>> start MATERIAL SHOWN

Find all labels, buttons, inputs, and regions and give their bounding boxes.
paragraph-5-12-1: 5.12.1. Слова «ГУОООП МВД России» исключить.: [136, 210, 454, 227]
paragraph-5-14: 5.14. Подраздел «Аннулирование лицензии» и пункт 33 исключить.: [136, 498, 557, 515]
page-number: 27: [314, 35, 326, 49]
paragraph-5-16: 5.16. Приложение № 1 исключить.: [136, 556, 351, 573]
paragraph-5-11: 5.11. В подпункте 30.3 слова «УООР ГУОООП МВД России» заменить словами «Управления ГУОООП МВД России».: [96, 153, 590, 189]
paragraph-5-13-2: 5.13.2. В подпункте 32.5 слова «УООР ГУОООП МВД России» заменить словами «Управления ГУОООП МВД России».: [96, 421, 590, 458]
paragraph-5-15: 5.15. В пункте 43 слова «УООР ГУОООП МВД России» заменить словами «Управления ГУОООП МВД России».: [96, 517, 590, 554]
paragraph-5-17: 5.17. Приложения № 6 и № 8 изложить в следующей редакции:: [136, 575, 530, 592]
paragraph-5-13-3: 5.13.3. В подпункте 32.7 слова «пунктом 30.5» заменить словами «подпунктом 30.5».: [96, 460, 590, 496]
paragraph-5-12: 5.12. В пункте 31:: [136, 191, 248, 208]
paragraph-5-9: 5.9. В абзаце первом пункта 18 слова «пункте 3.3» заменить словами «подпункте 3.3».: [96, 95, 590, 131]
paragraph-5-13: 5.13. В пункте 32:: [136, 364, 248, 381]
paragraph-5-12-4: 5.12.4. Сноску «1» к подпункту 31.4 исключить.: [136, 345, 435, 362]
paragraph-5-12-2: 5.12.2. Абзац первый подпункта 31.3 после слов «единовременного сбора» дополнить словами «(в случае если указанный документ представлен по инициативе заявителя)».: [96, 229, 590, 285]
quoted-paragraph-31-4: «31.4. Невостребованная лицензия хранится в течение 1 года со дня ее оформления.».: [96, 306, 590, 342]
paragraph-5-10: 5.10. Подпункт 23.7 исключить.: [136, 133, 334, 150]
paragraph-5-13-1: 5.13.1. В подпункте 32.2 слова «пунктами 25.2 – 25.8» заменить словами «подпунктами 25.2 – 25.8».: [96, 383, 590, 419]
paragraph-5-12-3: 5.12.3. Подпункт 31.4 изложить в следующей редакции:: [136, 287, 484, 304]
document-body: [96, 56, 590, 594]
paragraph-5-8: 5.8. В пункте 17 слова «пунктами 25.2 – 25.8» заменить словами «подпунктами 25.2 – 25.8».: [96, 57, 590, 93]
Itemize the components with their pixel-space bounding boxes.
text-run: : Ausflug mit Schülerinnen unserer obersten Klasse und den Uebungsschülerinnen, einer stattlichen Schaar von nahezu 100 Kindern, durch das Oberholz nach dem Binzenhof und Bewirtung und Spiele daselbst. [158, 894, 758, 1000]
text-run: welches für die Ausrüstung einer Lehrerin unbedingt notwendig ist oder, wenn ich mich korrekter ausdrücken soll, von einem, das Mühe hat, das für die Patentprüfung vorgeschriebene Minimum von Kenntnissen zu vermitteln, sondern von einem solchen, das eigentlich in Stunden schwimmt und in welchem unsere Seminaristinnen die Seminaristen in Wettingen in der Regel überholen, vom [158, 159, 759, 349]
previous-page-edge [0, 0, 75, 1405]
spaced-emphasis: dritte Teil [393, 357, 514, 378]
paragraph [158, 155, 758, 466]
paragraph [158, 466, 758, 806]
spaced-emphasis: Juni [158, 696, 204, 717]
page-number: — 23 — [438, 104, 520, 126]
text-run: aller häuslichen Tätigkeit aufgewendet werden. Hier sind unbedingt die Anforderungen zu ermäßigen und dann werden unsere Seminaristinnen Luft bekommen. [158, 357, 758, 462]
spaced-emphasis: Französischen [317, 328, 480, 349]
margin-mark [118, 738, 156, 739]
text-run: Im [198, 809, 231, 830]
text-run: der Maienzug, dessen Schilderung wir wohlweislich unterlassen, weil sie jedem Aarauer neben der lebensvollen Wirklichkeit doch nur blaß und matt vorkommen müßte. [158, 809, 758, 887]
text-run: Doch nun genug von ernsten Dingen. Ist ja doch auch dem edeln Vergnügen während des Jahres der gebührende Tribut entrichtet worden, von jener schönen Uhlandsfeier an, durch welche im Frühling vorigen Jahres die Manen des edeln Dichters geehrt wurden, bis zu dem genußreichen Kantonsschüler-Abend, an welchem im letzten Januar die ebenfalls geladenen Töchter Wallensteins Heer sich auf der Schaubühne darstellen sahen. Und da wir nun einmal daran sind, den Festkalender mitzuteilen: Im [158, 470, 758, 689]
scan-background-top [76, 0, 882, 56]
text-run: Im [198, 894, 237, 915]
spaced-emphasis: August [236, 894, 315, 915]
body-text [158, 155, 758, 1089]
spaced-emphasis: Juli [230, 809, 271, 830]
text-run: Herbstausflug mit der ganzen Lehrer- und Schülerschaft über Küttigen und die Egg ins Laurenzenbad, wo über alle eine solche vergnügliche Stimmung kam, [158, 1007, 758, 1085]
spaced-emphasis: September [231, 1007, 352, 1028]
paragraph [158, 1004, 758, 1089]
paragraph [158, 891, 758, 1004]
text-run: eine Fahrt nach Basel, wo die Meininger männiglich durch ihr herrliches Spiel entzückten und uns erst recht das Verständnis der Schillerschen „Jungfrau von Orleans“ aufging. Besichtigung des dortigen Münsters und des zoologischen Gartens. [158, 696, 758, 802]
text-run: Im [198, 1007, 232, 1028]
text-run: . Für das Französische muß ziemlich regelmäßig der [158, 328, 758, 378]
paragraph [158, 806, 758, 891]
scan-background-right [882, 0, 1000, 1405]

>> end MATERIAL SHOWN

Print all of the rows above again, without changing anything.

=== EXERCISE RESULT ===
Find all labels, buttons, inputs, and regions and give their bounding boxes.
paragraph-5-12-1: 5.12.1. Слова «ГУОООП МВД России» исключить.: [136, 210, 454, 227]
paragraph-5-14: 5.14. Подраздел «Аннулирование лицензии» и пункт 33 исключить.: [136, 498, 557, 515]
page-number: 27: [314, 35, 326, 49]
paragraph-5-16: 5.16. Приложение № 1 исключить.: [136, 556, 351, 573]
paragraph-5-11: 5.11. В подпункте 30.3 слова «УООР ГУОООП МВД России» заменить словами «Управления ГУОООП МВД России».: [96, 153, 590, 189]
paragraph-5-13-2: 5.13.2. В подпункте 32.5 слова «УООР ГУОООП МВД России» заменить словами «Управления ГУОООП МВД России».: [96, 421, 590, 458]
paragraph-5-15: 5.15. В пункте 43 слова «УООР ГУОООП МВД России» заменить словами «Управления ГУОООП МВД России».: [96, 517, 590, 554]
paragraph-5-17: 5.17. Приложения № 6 и № 8 изложить в следующей редакции:: [136, 575, 530, 592]
paragraph-5-13-3: 5.13.3. В подпункте 32.7 слова «пунктом 30.5» заменить словами «подпунктом 30.5».: [96, 460, 590, 496]
paragraph-5-12: 5.12. В пункте 31:: [136, 191, 248, 208]
paragraph-5-9: 5.9. В абзаце первом пункта 18 слова «пункте 3.3» заменить словами «подпункте 3.3».: [96, 95, 590, 131]
paragraph-5-13: 5.13. В пункте 32:: [136, 364, 248, 381]
paragraph-5-12-4: 5.12.4. Сноску «1» к подпункту 31.4 исключить.: [136, 345, 435, 362]
paragraph-5-12-2: 5.12.2. Абзац первый подпункта 31.3 после слов «единовременного сбора» дополнить словами «(в случае если указанный документ представлен по инициативе заявителя)».: [96, 229, 590, 285]
quoted-paragraph-31-4: «31.4. Невостребованная лицензия хранится в течение 1 года со дня ее оформления.».: [96, 306, 590, 342]
paragraph-5-10: 5.10. Подпункт 23.7 исключить.: [136, 133, 334, 150]
paragraph-5-13-1: 5.13.1. В подпункте 32.2 слова «пунктами 25.2 – 25.8» заменить словами «подпунктами 25.2 – 25.8».: [96, 383, 590, 419]
paragraph-5-12-3: 5.12.3. Подпункт 31.4 изложить в следующей редакции:: [136, 287, 484, 304]
document-body: [96, 56, 590, 594]
paragraph-5-8: 5.8. В пункте 17 слова «пунктами 25.2 – 25.8» заменить словами «подпунктами 25.2 – 25.8».: [96, 57, 590, 93]
Itemize the components with their pixel-space bounding boxes.
text-run: : Ausflug mit Schülerinnen unserer obersten Klasse und den Uebungsschülerinnen, einer stattlichen Schaar von nahezu 100 Kindern, durch das Oberholz nach dem Binzenhof und Bewirtung und Spiele daselbst. [158, 894, 758, 1000]
text-run: welches für die Ausrüstung einer Lehrerin unbedingt notwendig ist oder, wenn ich mich korrekter ausdrücken soll, von einem, das Mühe hat, das für die Patentprüfung vorgeschriebene Minimum von Kenntnissen zu vermitteln, sondern von einem solchen, das eigentlich in Stunden schwimmt und in welchem unsere Seminaristinnen die Seminaristen in Wettingen in der Regel überholen, vom [158, 159, 759, 349]
previous-page-edge [0, 0, 75, 1405]
spaced-emphasis: dritte Teil [393, 357, 514, 378]
paragraph [158, 155, 758, 466]
paragraph [158, 466, 758, 806]
spaced-emphasis: Juni [158, 696, 204, 717]
page-number: — 23 — [438, 104, 520, 126]
text-run: aller häuslichen Tätigkeit aufgewendet werden. Hier sind unbedingt die Anforderungen zu ermäßigen und dann werden unsere Seminaristinnen Luft bekommen. [158, 357, 758, 462]
spaced-emphasis: Französischen [317, 328, 480, 349]
margin-mark [118, 738, 156, 739]
text-run: Im [198, 809, 231, 830]
text-run: der Maienzug, dessen Schilderung wir wohlweislich unterlassen, weil sie jedem Aarauer neben der lebensvollen Wirklichkeit doch nur blaß und matt vorkommen müßte. [158, 809, 758, 887]
text-run: Doch nun genug von ernsten Dingen. Ist ja doch auch dem edeln Vergnügen während des Jahres der gebührende Tribut entrichtet worden, von jener schönen Uhlandsfeier an, durch welche im Frühling vorigen Jahres die Manen des edeln Dichters geehrt wurden, bis zu dem genußreichen Kantonsschüler-Abend, an welchem im letzten Januar die ebenfalls geladenen Töchter Wallensteins Heer sich auf der Schaubühne darstellen sahen. Und da wir nun einmal daran sind, den Festkalender mitzuteilen: Im [158, 470, 758, 689]
scan-background-top [76, 0, 882, 56]
text-run: Im [198, 894, 237, 915]
spaced-emphasis: August [236, 894, 315, 915]
body-text [158, 155, 758, 1089]
spaced-emphasis: Juli [230, 809, 271, 830]
text-run: Herbstausflug mit der ganzen Lehrer- und Schülerschaft über Küttigen und die Egg ins Laurenzenbad, wo über alle eine solche vergnügliche Stimmung kam, [158, 1007, 758, 1085]
spaced-emphasis: September [231, 1007, 352, 1028]
paragraph [158, 1004, 758, 1089]
paragraph [158, 891, 758, 1004]
text-run: eine Fahrt nach Basel, wo die Meininger männiglich durch ihr herrliches Spiel entzückten und uns erst recht das Verständnis der Schillerschen „Jungfrau von Orleans“ aufging. Besichtigung des dortigen Münsters und des zoologischen Gartens. [158, 696, 758, 802]
text-run: Im [198, 1007, 232, 1028]
text-run: . Für das Französische muß ziemlich regelmäßig der [158, 328, 758, 378]
paragraph [158, 806, 758, 891]
scan-background-right [882, 0, 1000, 1405]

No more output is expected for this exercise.